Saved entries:
────────────────────

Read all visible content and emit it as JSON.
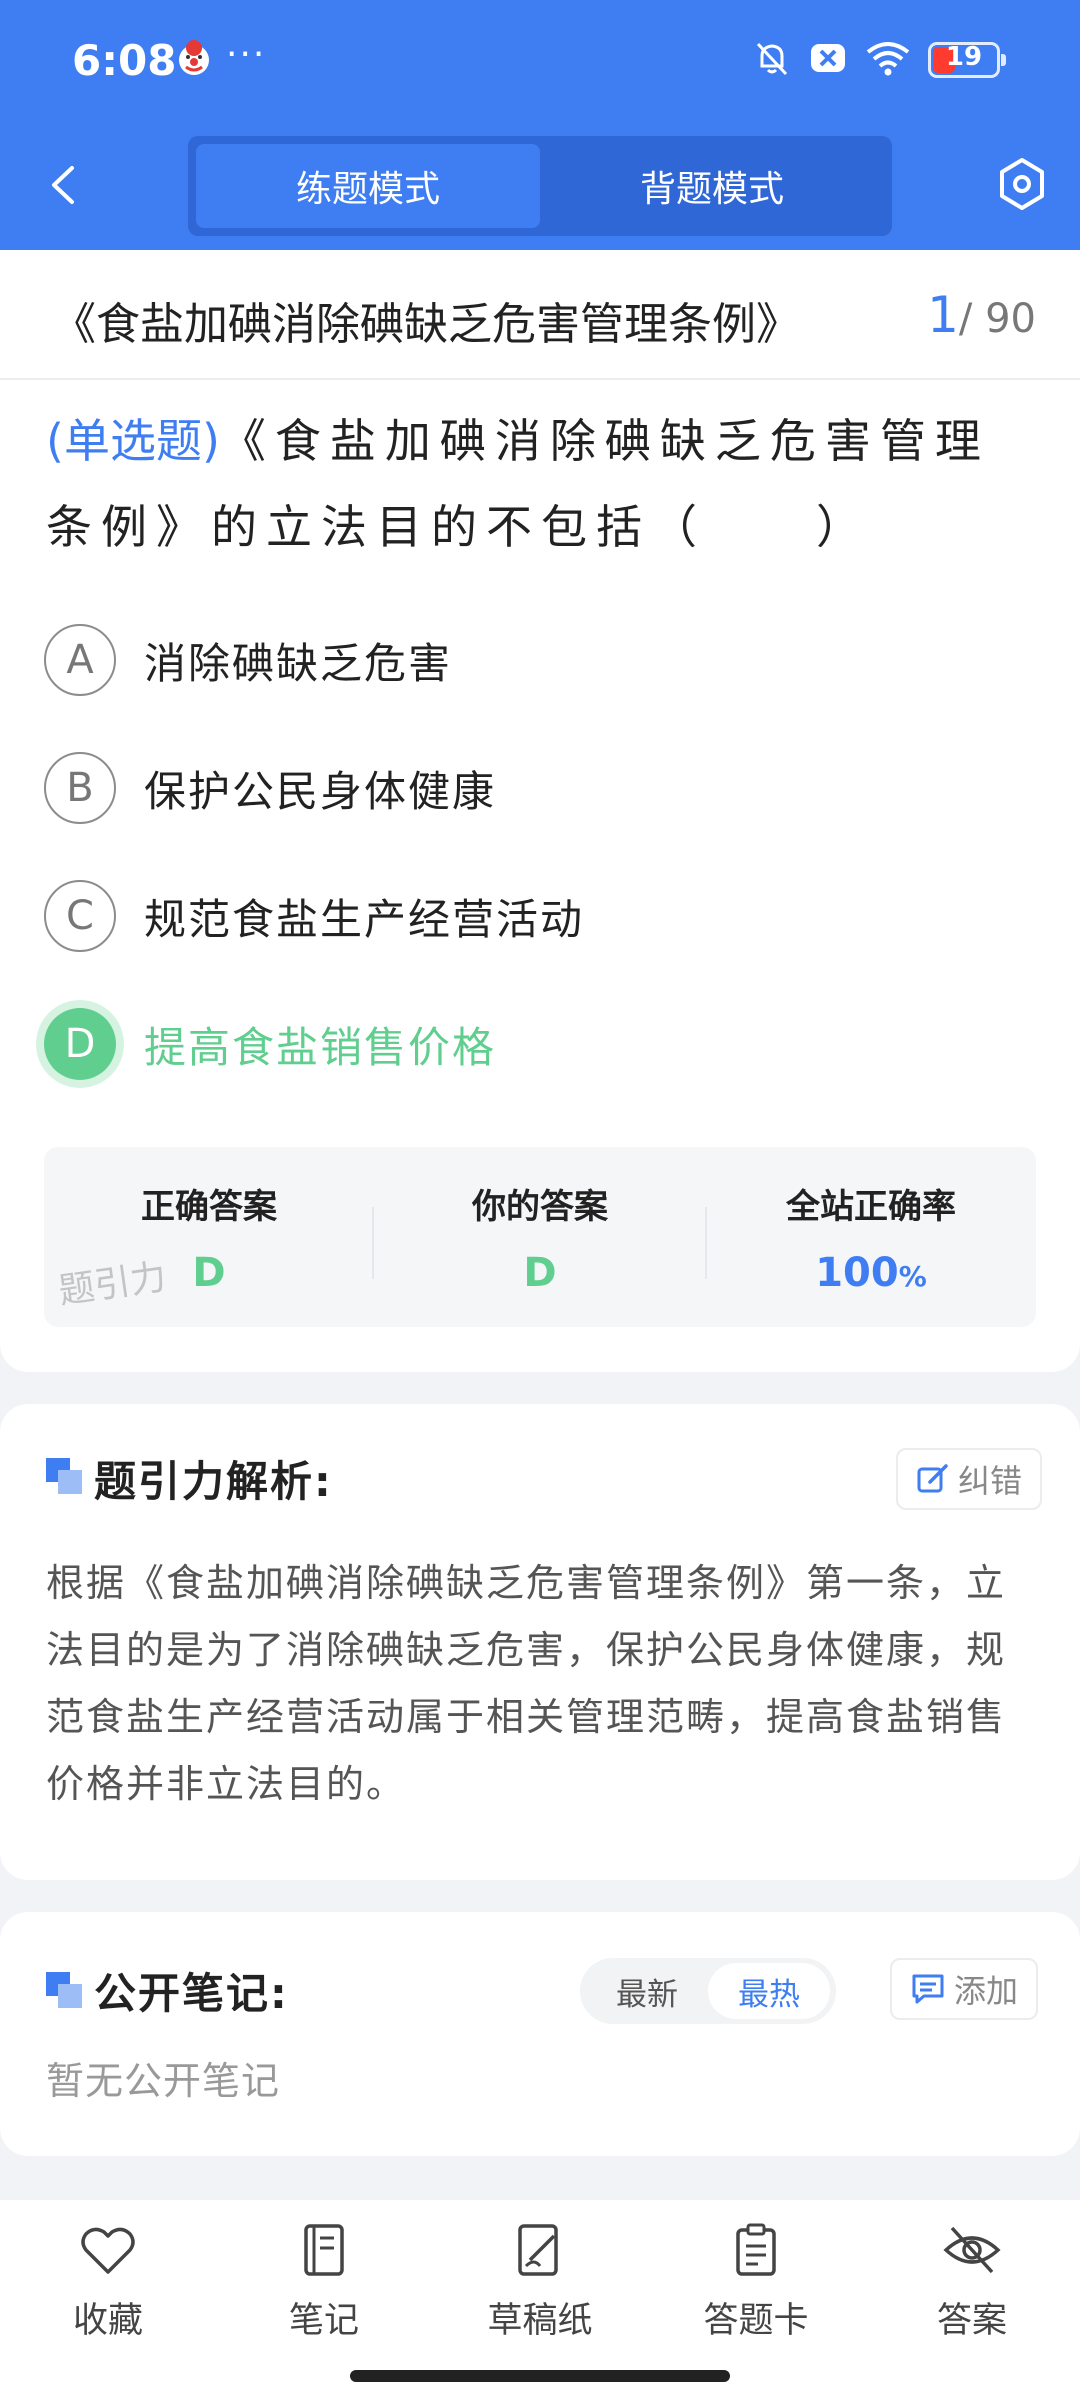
{
  "status_bar": {
    "time": "6:08",
    "more": "···",
    "battery": "19"
  },
  "header": {
    "tabs": [
      "练题模式",
      "背题模式"
    ],
    "active_tab": "练题模式",
    "accent_color": "#3f7ef2"
  },
  "exam": {
    "title": "《食盐加碘消除碘缺乏危害管理条例》",
    "current": "1",
    "total": "/ 90"
  },
  "question": {
    "type": "(单选题)",
    "text": "《食盐加碘消除碘缺乏危害管理条例》的立法目的不包括（　　）",
    "options": [
      {
        "letter": "A",
        "text": "消除碘缺乏危害"
      },
      {
        "letter": "B",
        "text": "保护公民身体健康"
      },
      {
        "letter": "C",
        "text": "规范食盐生产经营活动"
      },
      {
        "letter": "D",
        "text": "提高食盐销售价格",
        "state": "correct"
      }
    ]
  },
  "result": {
    "correct_label": "正确答案",
    "correct_value": "D",
    "yours_label": "你的答案",
    "yours_value": "D",
    "rate_label": "全站正确率",
    "rate_value": "100",
    "rate_unit": "%",
    "watermark": "题引力"
  },
  "analysis": {
    "title": "题引力解析:",
    "report_label": "纠错",
    "body": "根据《食盐加碘消除碘缺乏危害管理条例》第一条，立法目的是为了消除碘缺乏危害，保护公民身体健康，规范食盐生产经营活动属于相关管理范畴，提高食盐销售价格并非立法目的。"
  },
  "notes": {
    "title": "公开笔记:",
    "sort_options": [
      "最新",
      "最热"
    ],
    "active_sort": "最热",
    "add_label": "添加",
    "empty": "暂无公开笔记"
  },
  "bottom_nav": [
    {
      "label": "收藏",
      "icon": "heart-icon"
    },
    {
      "label": "笔记",
      "icon": "notebook-icon"
    },
    {
      "label": "草稿纸",
      "icon": "draft-icon"
    },
    {
      "label": "答题卡",
      "icon": "answer-card-icon"
    },
    {
      "label": "答案",
      "icon": "eye-off-icon"
    }
  ]
}
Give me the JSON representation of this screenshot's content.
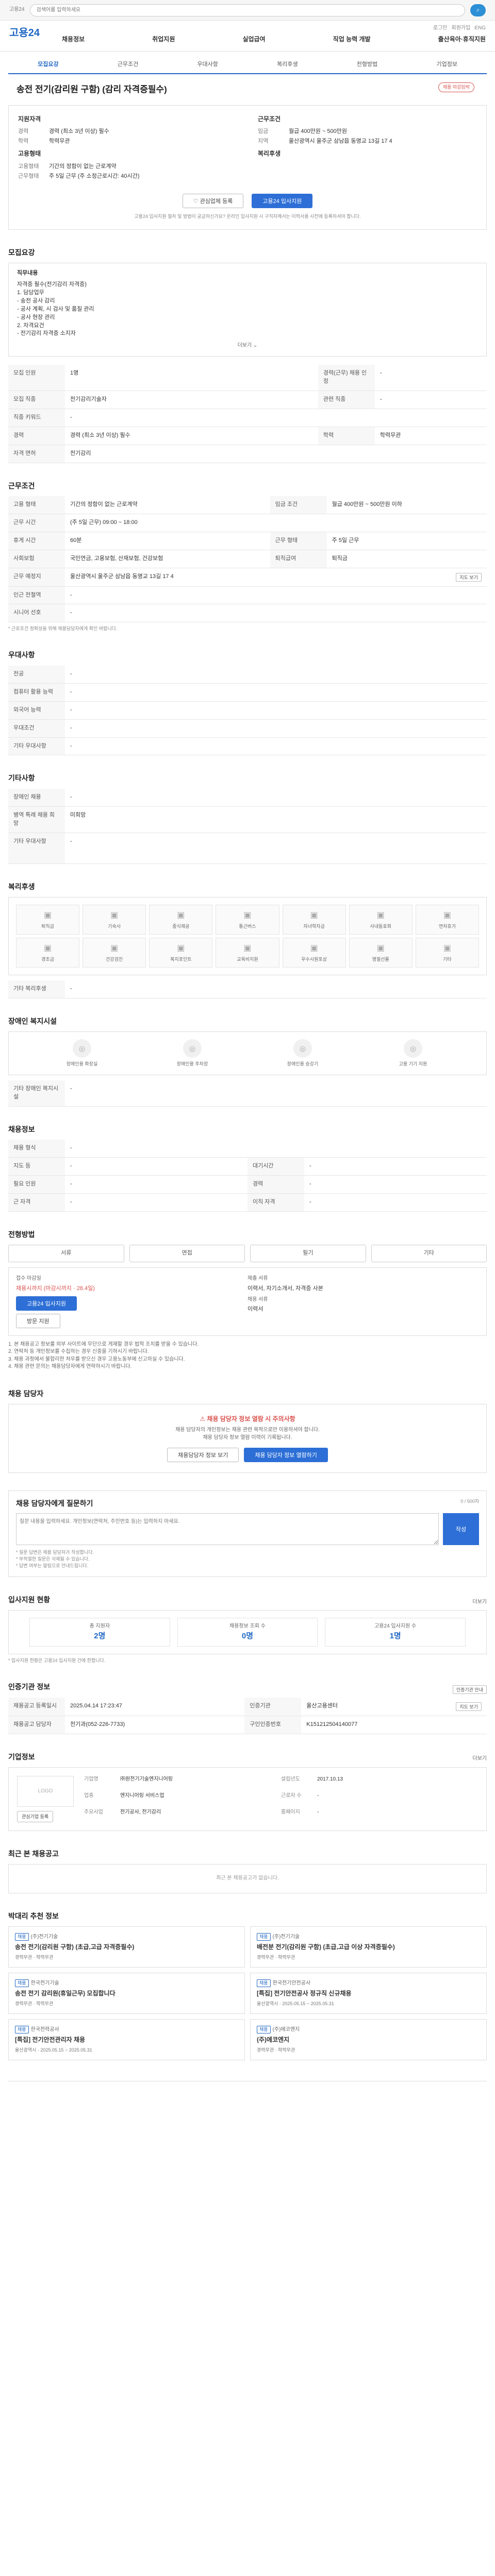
{
  "topbar": {
    "label": "고용24",
    "search_placeholder": "검색어를 입력하세요",
    "search_btn": "검색"
  },
  "header": {
    "logo": "고용24",
    "links": [
      "로그인",
      "회원가입",
      "ENG"
    ],
    "nav": [
      "채용정보",
      "취업지원",
      "실업급여",
      "직업 능력 개발",
      "출산육아·휴직지원"
    ]
  },
  "tabs": [
    "모집요강",
    "근무조건",
    "우대사항",
    "복리후생",
    "전형방법",
    "기업정보"
  ],
  "job": {
    "title": "송전 전기(감리원 구함) (감리 자격증필수)",
    "badge": "채용 마감임박",
    "recruit_title": "지원자격",
    "recruit": [
      {
        "k": "경력",
        "v": "경력 (최소 3년 이상) 필수"
      },
      {
        "k": "학력",
        "v": "학력무관"
      }
    ],
    "work_title": "근무조건",
    "work": [
      {
        "k": "임금",
        "v": "월급 400만원 ~ 500만원"
      },
      {
        "k": "지역",
        "v": "울산광역시 울주군 삼남읍 동명교 13길 17 4"
      }
    ],
    "form_title": "고용형태",
    "form": [
      {
        "k": "고용형태",
        "v": "기간의 정함이 없는 근로계약"
      },
      {
        "k": "근무형태",
        "v": "주 5일 근무 (주 소정근로시간: 40시간)"
      }
    ],
    "benefit_title": "복리후생"
  },
  "actions": {
    "interest": "관심업체 등록",
    "apply": "고용24 입사지원"
  },
  "notice": "고용24 입사지원 절차 및 방법이 궁금하신가요? 온라인 입사지원 시 구직자께서는 이력서를 사전에 등록하셔야 합니다.",
  "recruit_section": {
    "title": "모집요강",
    "content_label": "직무내용",
    "content": [
      "자격증 필수(전기감리 자격증)",
      "1. 담당업무",
      "- 송전 공사 감리",
      "- 공사 계획, 시 검사 및 품질 관리",
      "- 공사 현장 관리",
      "2. 자격요건",
      "- 전기감리 자격증 소지자"
    ],
    "more": "더보기",
    "rows": [
      {
        "k": "모집 인원",
        "v": "1명",
        "k2": "경력(근무) 채용 인정",
        "v2": "-"
      },
      {
        "k": "모집 직종",
        "v": "전기감리기술자",
        "k2": "관련 직종",
        "v2": "-"
      },
      {
        "k": "직종 키워드",
        "v": "-",
        "k2": "",
        "v2": ""
      },
      {
        "k": "경력",
        "v": "경력 (최소 3년 이상) 필수",
        "k2": "학력",
        "v2": "학력무관"
      },
      {
        "k": "자격 면허",
        "v": "전기감리",
        "k2": "",
        "v2": ""
      }
    ]
  },
  "work_section": {
    "title": "근무조건",
    "rows": [
      {
        "k": "고용 형태",
        "v": "기간의 정함이 없는 근로계약",
        "k2": "임금 조건",
        "v2": "월급 400만원 ~ 500만원 이하"
      },
      {
        "k": "근무 시간",
        "v": "(주 5일 근무) 09:00 ~ 18:00",
        "k2": "",
        "v2": ""
      },
      {
        "k": "휴게 시간",
        "v": "60분",
        "k2": "근무 형태",
        "v2": "주 5일 근무"
      },
      {
        "k": "사회보험",
        "v": "국민연금, 고용보험, 산재보험, 건강보험",
        "k2": "퇴직급여",
        "v2": "퇴직금"
      },
      {
        "k": "근무 예정지",
        "v": "울산광역시 울주군 삼남읍 동명교 13길 17 4",
        "k2": "",
        "v2": ""
      },
      {
        "k": "인근 전철역",
        "v": "-",
        "k2": "",
        "v2": ""
      },
      {
        "k": "시니어 선호",
        "v": "-",
        "k2": "",
        "v2": ""
      }
    ],
    "map_btn": "지도 보기",
    "note": "* 근로조건 정확성을 위해 채용담당자에게 확인 바랍니다."
  },
  "pref_section": {
    "title": "우대사항",
    "rows": [
      {
        "k": "전공",
        "v": "-"
      },
      {
        "k": "컴퓨터 활용 능력",
        "v": "-"
      },
      {
        "k": "외국어 능력",
        "v": "-"
      },
      {
        "k": "우대조건",
        "v": "-"
      },
      {
        "k": "기타 우대사항",
        "v": "-"
      }
    ]
  },
  "etc_section": {
    "title": "기타사항",
    "rows": [
      {
        "k": "장애인 채용",
        "v": "-"
      },
      {
        "k": "병역 특례 채용 희망",
        "v": "미희망"
      },
      {
        "k": "기타 우대사항",
        "v": "-"
      }
    ],
    "more": "더보기"
  },
  "benefit_section": {
    "title": "복리후생",
    "items": [
      "퇴직금",
      "기숙사",
      "중식제공",
      "통근버스",
      "자녀학자금",
      "사내동호회",
      "연차휴가",
      "경조금",
      "건강검진",
      "복지포인트",
      "교육비지원",
      "우수사원포상",
      "명절선물",
      "기타"
    ],
    "etc_title": "기타 복리후생",
    "etc": "-"
  },
  "welfare_section": {
    "title": "장애인 복지시설",
    "items": [
      "장애인용 화장실",
      "장애인용 주차장",
      "장애인용 승강기",
      "고용 기기 지원"
    ],
    "etc_title": "기타 장애인 복지시설",
    "etc": "-"
  },
  "labor_section": {
    "title": "채용정보",
    "rows": [
      {
        "k": "채용 형식",
        "v": "-",
        "k2": "",
        "v2": ""
      },
      {
        "k": "지도 등",
        "v": "-",
        "k2": "대기시간",
        "v2": "-"
      },
      {
        "k": "필요 인원",
        "v": "-",
        "k2": "경력",
        "v2": "-"
      },
      {
        "k": "근 자격",
        "v": "-",
        "k2": "이직 자격",
        "v2": "-"
      }
    ]
  },
  "process_section": {
    "title": "전형방법",
    "methods": [
      "서류",
      "면접",
      "필기",
      "기타"
    ],
    "apply_label": "접수 마감일",
    "apply_value": "채용시까지 (마감시까지 · 28.4일)",
    "apply_btn": "고용24 입사지원",
    "apply_btn2": "방문 지원",
    "docs_label": "제출 서류",
    "docs_value": "이력서, 자기소개서, 자격증 사본",
    "method_label": "채용 서류",
    "method_value": "이력서",
    "notes": [
      "1. 본 채용공고 정보를 외부 사이트에 무단으로 게재할 경우 법적 조치를 받을 수 있습니다.",
      "2. 연락처 등 개인정보를 수집하는 경우 신중을 기하시기 바랍니다.",
      "3. 채용 과정에서 불합리한 처우를 받으신 경우 고용노동부에 신고하실 수 있습니다.",
      "4. 채용 관련 문의는 채용담당자에게 연락하시기 바랍니다."
    ]
  },
  "manager_section": {
    "title": "채용 담당자",
    "warn": "채용 담당자 정보 열람 시 주의사항",
    "desc": "채용 담당자의 개인정보는 채용 관련 목적으로만 이용하셔야 합니다.",
    "desc2": "채용 담당자 정보 열람 이력이 기록됩니다.",
    "btn1": "채용담당자 정보 보기",
    "btn2": "채용 담당자 정보 열람하기"
  },
  "qna_section": {
    "title": "채용 담당자에게 질문하기",
    "placeholder": "질문 내용을 입력하세요. 개인정보(연락처, 주민번호 등)는 입력하지 마세요.",
    "btn": "작성",
    "count": "0 / 500자",
    "notes": [
      "* 질문 답변은 채용 담당자가 작성합니다.",
      "* 부적절한 질문은 삭제될 수 있습니다.",
      "* 답변 여부는 알림으로 안내드립니다."
    ]
  },
  "stats_section": {
    "title": "입사지원 현황",
    "more": "더보기",
    "items": [
      {
        "label": "총 지원자",
        "value": "2명"
      },
      {
        "label": "채용정보 조회 수",
        "value": "0명"
      },
      {
        "label": "고용24 입사지원 수",
        "value": "1명"
      }
    ],
    "note": "* 입사지원 현황은 고용24 입사지원 건에 한합니다."
  },
  "info_section": {
    "title": "인증기관 정보",
    "btn": "인증기관 안내",
    "rows": [
      {
        "k": "채용공고 등록일시",
        "v": "2025.04.14 17:23:47",
        "k2": "인증기관",
        "v2": "울산고용센터"
      },
      {
        "k": "채용공고 담당자",
        "v": "전기과(052-226-7733)",
        "k2": "구인인증번호",
        "v2": "K151212504140077"
      }
    ],
    "btn2": "지도 보기"
  },
  "company_section": {
    "title": "기업정보",
    "more": "더보기",
    "logo": "LOGO",
    "rows": [
      {
        "k": "기업명",
        "v": "㈜원전기기술엔지니어링",
        "k2": "설립년도",
        "v2": "2017.10.13"
      },
      {
        "k": "업종",
        "v": "엔지니어링 서비스업",
        "k2": "근로자 수",
        "v2": "-"
      },
      {
        "k": "주요사업",
        "v": "전기공사, 전기감리",
        "k2": "홈페이지",
        "v2": "-"
      }
    ],
    "btn": "관심기업 등록"
  },
  "recent_section": {
    "title": "최근 본 채용공고",
    "empty": "최근 본 채용공고가 없습니다."
  },
  "rec_section": {
    "title": "박대리 추천 정보",
    "cards": [
      {
        "tag": "채용",
        "co": "(주)전기기술",
        "title": "송전 전기(감리원 구함) (초급,고급 자격증필수)",
        "meta": "경력무관 · 학력무관"
      },
      {
        "tag": "채용",
        "co": "(주)전기기술",
        "title": "배전분 전기(감리원 구함) (초급,고급 이상 자격증필수)",
        "meta": "경력무관 · 학력무관"
      },
      {
        "tag": "채용",
        "co": "한국전기기술",
        "title": "송전 전기 감리원(휴일근무) 모집합니다",
        "meta": "경력무관 · 학력무관"
      },
      {
        "tag": "채용",
        "co": "한국전기안전공사",
        "title": "[특집] 전기안전공사 정규직 신규채용",
        "meta": "울산광역시 · 2025.05.15 ~ 2025.05.31"
      },
      {
        "tag": "채용",
        "co": "한국전력공사",
        "title": "[특집] 전기안전관리자 채용",
        "meta": "울산광역시 · 2025.05.15 ~ 2025.05.31"
      },
      {
        "tag": "채용",
        "co": "(주)에코엔지",
        "title": "(주)에코엔지",
        "meta": "경력무관 · 학력무관"
      }
    ]
  }
}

────────────────────

> [GIVEN TASK] Out of the material above, gather each line where "保护公民身体健康" appears.

> [EXERCISE RESPONSE]
        "text": "保护公民身体健康"
    "body": "根据《食盐加碘消除碘缺乏危害管理条例》第一条，立法目的是为了消除碘缺乏危害，保护公民身体健康，规范食盐生产经营活动属于相关管理范畴，提高食盐销售价格并非立法目的。"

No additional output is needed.